[Source data]
..............................

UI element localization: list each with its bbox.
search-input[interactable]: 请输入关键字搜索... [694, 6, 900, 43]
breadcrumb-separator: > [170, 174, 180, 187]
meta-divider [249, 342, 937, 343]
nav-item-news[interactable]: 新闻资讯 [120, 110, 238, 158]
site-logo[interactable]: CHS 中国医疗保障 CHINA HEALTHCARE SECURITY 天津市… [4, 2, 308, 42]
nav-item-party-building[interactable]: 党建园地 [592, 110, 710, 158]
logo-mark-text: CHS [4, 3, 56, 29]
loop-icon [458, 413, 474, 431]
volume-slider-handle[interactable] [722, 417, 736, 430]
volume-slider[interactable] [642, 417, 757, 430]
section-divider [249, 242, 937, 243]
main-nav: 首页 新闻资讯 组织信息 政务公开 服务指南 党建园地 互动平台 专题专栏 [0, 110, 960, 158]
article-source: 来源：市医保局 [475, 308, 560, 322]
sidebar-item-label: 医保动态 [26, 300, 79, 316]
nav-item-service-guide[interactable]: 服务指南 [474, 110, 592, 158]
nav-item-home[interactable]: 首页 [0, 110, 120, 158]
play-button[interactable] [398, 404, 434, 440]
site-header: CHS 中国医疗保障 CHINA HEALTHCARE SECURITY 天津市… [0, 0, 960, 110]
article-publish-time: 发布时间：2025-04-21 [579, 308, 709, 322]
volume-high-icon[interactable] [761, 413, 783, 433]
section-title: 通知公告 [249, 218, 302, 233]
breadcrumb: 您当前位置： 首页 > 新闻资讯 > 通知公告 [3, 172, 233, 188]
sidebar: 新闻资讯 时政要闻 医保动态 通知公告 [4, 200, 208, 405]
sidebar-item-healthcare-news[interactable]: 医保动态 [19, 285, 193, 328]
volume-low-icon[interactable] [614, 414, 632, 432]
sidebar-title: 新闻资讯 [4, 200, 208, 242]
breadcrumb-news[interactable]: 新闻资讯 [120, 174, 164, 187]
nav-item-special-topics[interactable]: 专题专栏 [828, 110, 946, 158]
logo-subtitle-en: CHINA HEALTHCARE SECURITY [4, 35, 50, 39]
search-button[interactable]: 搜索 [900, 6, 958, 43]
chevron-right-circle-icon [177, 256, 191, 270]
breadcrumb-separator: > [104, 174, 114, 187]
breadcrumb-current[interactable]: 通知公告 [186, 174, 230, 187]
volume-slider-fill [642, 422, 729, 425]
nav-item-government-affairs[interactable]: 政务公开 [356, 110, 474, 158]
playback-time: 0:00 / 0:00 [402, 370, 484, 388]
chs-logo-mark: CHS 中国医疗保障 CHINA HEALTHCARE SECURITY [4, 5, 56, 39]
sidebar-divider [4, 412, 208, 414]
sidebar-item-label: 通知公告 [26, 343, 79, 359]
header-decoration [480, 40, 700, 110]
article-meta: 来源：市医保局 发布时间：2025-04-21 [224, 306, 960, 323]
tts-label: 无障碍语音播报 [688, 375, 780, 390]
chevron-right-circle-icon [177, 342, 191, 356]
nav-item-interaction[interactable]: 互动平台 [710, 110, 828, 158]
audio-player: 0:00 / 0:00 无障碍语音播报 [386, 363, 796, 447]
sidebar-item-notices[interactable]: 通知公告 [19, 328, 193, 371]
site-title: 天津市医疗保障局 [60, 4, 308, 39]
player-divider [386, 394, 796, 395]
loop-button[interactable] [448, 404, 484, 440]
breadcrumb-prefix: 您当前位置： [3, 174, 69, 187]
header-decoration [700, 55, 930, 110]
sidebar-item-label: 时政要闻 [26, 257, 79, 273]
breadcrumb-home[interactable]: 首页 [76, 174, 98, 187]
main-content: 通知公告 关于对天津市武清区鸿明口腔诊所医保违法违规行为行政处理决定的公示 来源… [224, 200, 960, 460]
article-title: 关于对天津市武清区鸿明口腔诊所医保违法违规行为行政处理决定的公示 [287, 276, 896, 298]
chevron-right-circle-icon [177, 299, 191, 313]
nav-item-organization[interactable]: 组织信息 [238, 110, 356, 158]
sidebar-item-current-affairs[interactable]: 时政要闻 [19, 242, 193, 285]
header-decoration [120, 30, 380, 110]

..............................

_What is being asked_
Starting at the beginning of the data and ending at the line containing "breadcrumb-news[interactable]: 新闻资讯 [120, 174, 164, 187]", substitute "clickable" for every "interactable" and write those lines out again with everything else left unchanged.

_Reply to the task_
UI element localization: list each with its bbox.
search-input[clickable]: 请输入关键字搜索... [694, 6, 900, 43]
breadcrumb-separator: > [170, 174, 180, 187]
meta-divider [249, 342, 937, 343]
nav-item-news[clickable]: 新闻资讯 [120, 110, 238, 158]
site-logo[clickable]: CHS 中国医疗保障 CHINA HEALTHCARE SECURITY 天津市… [4, 2, 308, 42]
nav-item-party-building[clickable]: 党建园地 [592, 110, 710, 158]
logo-mark-text: CHS [4, 3, 56, 29]
loop-icon [458, 413, 474, 431]
volume-slider-handle[clickable] [722, 417, 736, 430]
volume-slider[clickable] [642, 417, 757, 430]
section-divider [249, 242, 937, 243]
main-nav: 首页 新闻资讯 组织信息 政务公开 服务指南 党建园地 互动平台 专题专栏 [0, 110, 960, 158]
article-source: 来源：市医保局 [475, 308, 560, 322]
sidebar-item-label: 医保动态 [26, 300, 79, 316]
nav-item-service-guide[clickable]: 服务指南 [474, 110, 592, 158]
nav-item-home[clickable]: 首页 [0, 110, 120, 158]
play-button[clickable] [398, 404, 434, 440]
site-header: CHS 中国医疗保障 CHINA HEALTHCARE SECURITY 天津市… [0, 0, 960, 110]
article-publish-time: 发布时间：2025-04-21 [579, 308, 709, 322]
volume-high-icon[clickable] [761, 413, 783, 433]
section-title: 通知公告 [249, 218, 302, 233]
breadcrumb: 您当前位置： 首页 > 新闻资讯 > 通知公告 [3, 172, 233, 188]
sidebar: 新闻资讯 时政要闻 医保动态 通知公告 [4, 200, 208, 405]
sidebar-item-healthcare-news[clickable]: 医保动态 [19, 285, 193, 328]
volume-low-icon[clickable] [614, 414, 632, 432]
sidebar-title: 新闻资讯 [4, 200, 208, 242]
breadcrumb-news[clickable]: 新闻资讯 [120, 174, 164, 187]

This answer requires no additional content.